▸ **Given instruction**
From the entries below, please gather each line containing the string "souvent".

▸ **Data provided**
────────────────────
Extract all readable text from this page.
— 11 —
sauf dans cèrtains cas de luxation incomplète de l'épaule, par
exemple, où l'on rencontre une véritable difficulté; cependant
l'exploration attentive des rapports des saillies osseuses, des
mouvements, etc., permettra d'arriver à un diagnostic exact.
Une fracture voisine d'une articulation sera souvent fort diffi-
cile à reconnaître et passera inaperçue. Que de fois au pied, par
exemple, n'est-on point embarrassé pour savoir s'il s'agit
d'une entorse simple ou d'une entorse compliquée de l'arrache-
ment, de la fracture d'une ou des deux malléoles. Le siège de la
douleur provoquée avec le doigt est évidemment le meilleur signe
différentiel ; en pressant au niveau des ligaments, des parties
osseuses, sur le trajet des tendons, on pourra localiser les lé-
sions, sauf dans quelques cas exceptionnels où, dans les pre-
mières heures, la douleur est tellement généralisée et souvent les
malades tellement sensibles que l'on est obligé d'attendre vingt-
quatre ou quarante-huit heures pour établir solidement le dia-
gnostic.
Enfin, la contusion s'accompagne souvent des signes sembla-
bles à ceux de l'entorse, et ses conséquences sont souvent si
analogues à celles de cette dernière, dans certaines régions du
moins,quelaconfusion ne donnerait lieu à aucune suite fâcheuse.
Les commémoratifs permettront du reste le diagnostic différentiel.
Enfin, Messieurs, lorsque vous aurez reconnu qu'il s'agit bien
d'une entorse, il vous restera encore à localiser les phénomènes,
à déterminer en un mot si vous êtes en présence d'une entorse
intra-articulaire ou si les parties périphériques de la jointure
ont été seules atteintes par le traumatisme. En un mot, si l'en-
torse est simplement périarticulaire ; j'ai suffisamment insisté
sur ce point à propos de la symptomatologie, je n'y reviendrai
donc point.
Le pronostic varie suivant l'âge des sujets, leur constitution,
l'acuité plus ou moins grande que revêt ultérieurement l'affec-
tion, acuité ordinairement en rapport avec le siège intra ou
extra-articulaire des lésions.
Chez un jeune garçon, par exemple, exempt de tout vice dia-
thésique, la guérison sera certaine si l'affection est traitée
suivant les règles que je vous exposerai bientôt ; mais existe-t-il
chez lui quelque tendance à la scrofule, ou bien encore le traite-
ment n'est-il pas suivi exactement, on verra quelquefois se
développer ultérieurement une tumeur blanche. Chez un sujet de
────────────────────
▸ **Answer to this exercise**
Une fracture voisine d'une articulation sera souvent fort diffi-
mières heures, la douleur est tellement généralisée et souvent les
Enfin, la contusion s'accompagne souvent des signes sembla-
bles à ceux de l'entorse, et ses conséquences sont souvent si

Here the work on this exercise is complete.